>>>>

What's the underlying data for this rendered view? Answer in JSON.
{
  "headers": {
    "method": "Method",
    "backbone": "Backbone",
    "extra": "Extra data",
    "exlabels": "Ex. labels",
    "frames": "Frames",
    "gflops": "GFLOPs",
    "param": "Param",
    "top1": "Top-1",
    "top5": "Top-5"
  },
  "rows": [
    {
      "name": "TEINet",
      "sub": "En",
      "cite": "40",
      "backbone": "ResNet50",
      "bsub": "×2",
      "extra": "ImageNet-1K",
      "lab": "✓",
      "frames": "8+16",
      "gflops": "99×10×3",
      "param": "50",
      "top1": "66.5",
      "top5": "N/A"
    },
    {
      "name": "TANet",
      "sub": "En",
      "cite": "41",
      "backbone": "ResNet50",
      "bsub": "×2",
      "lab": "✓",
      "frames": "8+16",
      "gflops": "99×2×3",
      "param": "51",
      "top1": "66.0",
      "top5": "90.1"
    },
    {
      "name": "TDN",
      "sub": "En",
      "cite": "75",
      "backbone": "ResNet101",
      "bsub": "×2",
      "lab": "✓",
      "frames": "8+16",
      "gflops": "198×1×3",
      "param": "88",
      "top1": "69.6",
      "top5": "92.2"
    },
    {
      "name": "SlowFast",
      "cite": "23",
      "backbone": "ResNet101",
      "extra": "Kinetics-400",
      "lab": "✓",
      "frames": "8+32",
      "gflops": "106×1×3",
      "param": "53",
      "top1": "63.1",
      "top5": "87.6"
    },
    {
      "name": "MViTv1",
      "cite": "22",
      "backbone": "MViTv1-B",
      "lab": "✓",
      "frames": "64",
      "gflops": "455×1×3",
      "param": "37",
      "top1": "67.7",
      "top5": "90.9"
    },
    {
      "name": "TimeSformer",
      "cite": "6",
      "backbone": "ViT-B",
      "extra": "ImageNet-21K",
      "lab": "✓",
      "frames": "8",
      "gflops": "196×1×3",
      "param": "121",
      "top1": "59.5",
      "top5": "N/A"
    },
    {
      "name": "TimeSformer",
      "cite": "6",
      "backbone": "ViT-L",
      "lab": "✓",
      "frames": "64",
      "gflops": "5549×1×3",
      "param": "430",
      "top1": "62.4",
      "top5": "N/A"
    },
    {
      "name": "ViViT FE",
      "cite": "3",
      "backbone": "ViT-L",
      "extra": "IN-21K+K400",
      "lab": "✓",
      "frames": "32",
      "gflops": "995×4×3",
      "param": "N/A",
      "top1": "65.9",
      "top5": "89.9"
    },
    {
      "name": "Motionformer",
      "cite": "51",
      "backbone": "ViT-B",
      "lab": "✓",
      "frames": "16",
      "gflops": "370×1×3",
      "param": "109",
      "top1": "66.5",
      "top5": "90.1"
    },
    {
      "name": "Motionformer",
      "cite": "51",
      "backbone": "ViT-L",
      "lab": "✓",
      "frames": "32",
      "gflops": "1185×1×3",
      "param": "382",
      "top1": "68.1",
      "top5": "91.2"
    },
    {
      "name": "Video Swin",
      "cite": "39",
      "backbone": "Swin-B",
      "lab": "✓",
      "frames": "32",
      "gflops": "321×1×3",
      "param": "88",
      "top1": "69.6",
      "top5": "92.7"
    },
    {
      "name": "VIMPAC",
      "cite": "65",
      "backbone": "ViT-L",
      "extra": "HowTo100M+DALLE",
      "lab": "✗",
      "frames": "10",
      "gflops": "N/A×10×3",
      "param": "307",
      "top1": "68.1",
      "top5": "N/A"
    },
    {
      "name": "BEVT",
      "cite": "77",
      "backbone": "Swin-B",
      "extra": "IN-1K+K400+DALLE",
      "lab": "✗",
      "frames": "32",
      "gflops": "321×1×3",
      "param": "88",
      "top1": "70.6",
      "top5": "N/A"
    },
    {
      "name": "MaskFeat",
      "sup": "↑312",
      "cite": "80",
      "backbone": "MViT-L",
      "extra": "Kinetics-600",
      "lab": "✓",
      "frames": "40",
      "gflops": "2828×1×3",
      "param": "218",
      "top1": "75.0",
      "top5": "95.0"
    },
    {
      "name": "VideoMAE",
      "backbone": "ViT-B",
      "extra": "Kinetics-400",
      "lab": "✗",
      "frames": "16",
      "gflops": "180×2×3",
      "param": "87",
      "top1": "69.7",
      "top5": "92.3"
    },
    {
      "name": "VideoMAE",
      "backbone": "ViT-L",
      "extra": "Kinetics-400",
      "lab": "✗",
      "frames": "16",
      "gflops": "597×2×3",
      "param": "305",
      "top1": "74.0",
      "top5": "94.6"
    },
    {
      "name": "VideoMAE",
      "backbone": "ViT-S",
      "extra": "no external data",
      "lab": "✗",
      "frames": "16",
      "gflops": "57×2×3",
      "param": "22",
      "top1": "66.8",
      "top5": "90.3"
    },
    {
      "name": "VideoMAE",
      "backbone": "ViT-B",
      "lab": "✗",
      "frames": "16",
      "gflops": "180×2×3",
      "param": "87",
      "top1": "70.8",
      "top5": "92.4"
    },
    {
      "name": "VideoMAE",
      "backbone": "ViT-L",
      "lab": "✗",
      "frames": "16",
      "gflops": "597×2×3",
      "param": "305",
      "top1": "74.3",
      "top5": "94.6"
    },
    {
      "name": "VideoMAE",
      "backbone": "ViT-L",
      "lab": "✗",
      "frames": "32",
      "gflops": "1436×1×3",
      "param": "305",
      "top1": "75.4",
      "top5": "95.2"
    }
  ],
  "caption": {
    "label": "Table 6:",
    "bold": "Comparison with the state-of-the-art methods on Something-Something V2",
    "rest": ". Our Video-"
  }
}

<<<<

Each line of the material should be duplicated exactly, please.

EXPECTED ANSWER:
What's the underlying data for this rendered view? Answer in JSON.
{
  "headers": {
    "method": "Method",
    "backbone": "Backbone",
    "extra": "Extra data",
    "exlabels": "Ex. labels",
    "frames": "Frames",
    "gflops": "GFLOPs",
    "param": "Param",
    "top1": "Top-1",
    "top5": "Top-5"
  },
  "rows": [
    {
      "name": "TEINet",
      "sub": "En",
      "cite": "40",
      "backbone": "ResNet50",
      "bsub": "×2",
      "extra": "ImageNet-1K",
      "lab": "✓",
      "frames": "8+16",
      "gflops": "99×10×3",
      "param": "50",
      "top1": "66.5",
      "top5": "N/A"
    },
    {
      "name": "TANet",
      "sub": "En",
      "cite": "41",
      "backbone": "ResNet50",
      "bsub": "×2",
      "lab": "✓",
      "frames": "8+16",
      "gflops": "99×2×3",
      "param": "51",
      "top1": "66.0",
      "top5": "90.1"
    },
    {
      "name": "TDN",
      "sub": "En",
      "cite": "75",
      "backbone": "ResNet101",
      "bsub": "×2",
      "lab": "✓",
      "frames": "8+16",
      "gflops": "198×1×3",
      "param": "88",
      "top1": "69.6",
      "top5": "92.2"
    },
    {
      "name": "SlowFast",
      "cite": "23",
      "backbone": "ResNet101",
      "extra": "Kinetics-400",
      "lab": "✓",
      "frames": "8+32",
      "gflops": "106×1×3",
      "param": "53",
      "top1": "63.1",
      "top5": "87.6"
    },
    {
      "name": "MViTv1",
      "cite": "22",
      "backbone": "MViTv1-B",
      "lab": "✓",
      "frames": "64",
      "gflops": "455×1×3",
      "param": "37",
      "top1": "67.7",
      "top5": "90.9"
    },
    {
      "name": "TimeSformer",
      "cite": "6",
      "backbone": "ViT-B",
      "extra": "ImageNet-21K",
      "lab": "✓",
      "frames": "8",
      "gflops": "196×1×3",
      "param": "121",
      "top1": "59.5",
      "top5": "N/A"
    },
    {
      "name": "TimeSformer",
      "cite": "6",
      "backbone": "ViT-L",
      "lab": "✓",
      "frames": "64",
      "gflops": "5549×1×3",
      "param": "430",
      "top1": "62.4",
      "top5": "N/A"
    },
    {
      "name": "ViViT FE",
      "cite": "3",
      "backbone": "ViT-L",
      "extra": "IN-21K+K400",
      "lab": "✓",
      "frames": "32",
      "gflops": "995×4×3",
      "param": "N/A",
      "top1": "65.9",
      "top5": "89.9"
    },
    {
      "name": "Motionformer",
      "cite": "51",
      "backbone": "ViT-B",
      "lab": "✓",
      "frames": "16",
      "gflops": "370×1×3",
      "param": "109",
      "top1": "66.5",
      "top5": "90.1"
    },
    {
      "name": "Motionformer",
      "cite": "51",
      "backbone": "ViT-L",
      "lab": "✓",
      "frames": "32",
      "gflops": "1185×1×3",
      "param": "382",
      "top1": "68.1",
      "top5": "91.2"
    },
    {
      "name": "Video Swin",
      "cite": "39",
      "backbone": "Swin-B",
      "lab": "✓",
      "frames": "32",
      "gflops": "321×1×3",
      "param": "88",
      "top1": "69.6",
      "top5": "92.7"
    },
    {
      "name": "VIMPAC",
      "cite": "65",
      "backbone": "ViT-L",
      "extra": "HowTo100M+DALLE",
      "lab": "✗",
      "frames": "10",
      "gflops": "N/A×10×3",
      "param": "307",
      "top1": "68.1",
      "top5": "N/A"
    },
    {
      "name": "BEVT",
      "cite": "77",
      "backbone": "Swin-B",
      "extra": "IN-1K+K400+DALLE",
      "lab": "✗",
      "frames": "32",
      "gflops": "321×1×3",
      "param": "88",
      "top1": "70.6",
      "top5": "N/A"
    },
    {
      "name": "MaskFeat",
      "sup": "↑312",
      "cite": "80",
      "backbone": "MViT-L",
      "extra": "Kinetics-600",
      "lab": "✓",
      "frames": "40",
      "gflops": "2828×1×3",
      "param": "218",
      "top1": "75.0",
      "top5": "95.0"
    },
    {
      "name": "VideoMAE",
      "backbone": "ViT-B",
      "extra": "Kinetics-400",
      "lab": "✗",
      "frames": "16",
      "gflops": "180×2×3",
      "param": "87",
      "top1": "69.7",
      "top5": "92.3"
    },
    {
      "name": "VideoMAE",
      "backbone": "ViT-L",
      "extra": "Kinetics-400",
      "lab": "✗",
      "frames": "16",
      "gflops": "597×2×3",
      "param": "305",
      "top1": "74.0",
      "top5": "94.6"
    },
    {
      "name": "VideoMAE",
      "backbone": "ViT-S",
      "extra": "no external data",
      "lab": "✗",
      "frames": "16",
      "gflops": "57×2×3",
      "param": "22",
      "top1": "66.8",
      "top5": "90.3"
    },
    {
      "name": "VideoMAE",
      "backbone": "ViT-B",
      "lab": "✗",
      "frames": "16",
      "gflops": "180×2×3",
      "param": "87",
      "top1": "70.8",
      "top5": "92.4"
    },
    {
      "name": "VideoMAE",
      "backbone": "ViT-L",
      "lab": "✗",
      "frames": "16",
      "gflops": "597×2×3",
      "param": "305",
      "top1": "74.3",
      "top5": "94.6"
    },
    {
      "name": "VideoMAE",
      "backbone": "ViT-L",
      "lab": "✗",
      "frames": "32",
      "gflops": "1436×1×3",
      "param": "305",
      "top1": "75.4",
      "top5": "95.2"
    }
  ],
  "caption": {
    "label": "Table 6:",
    "bold": "Comparison with the state-of-the-art methods on Something-Something V2",
    "rest": ". Our Video-"
  }
}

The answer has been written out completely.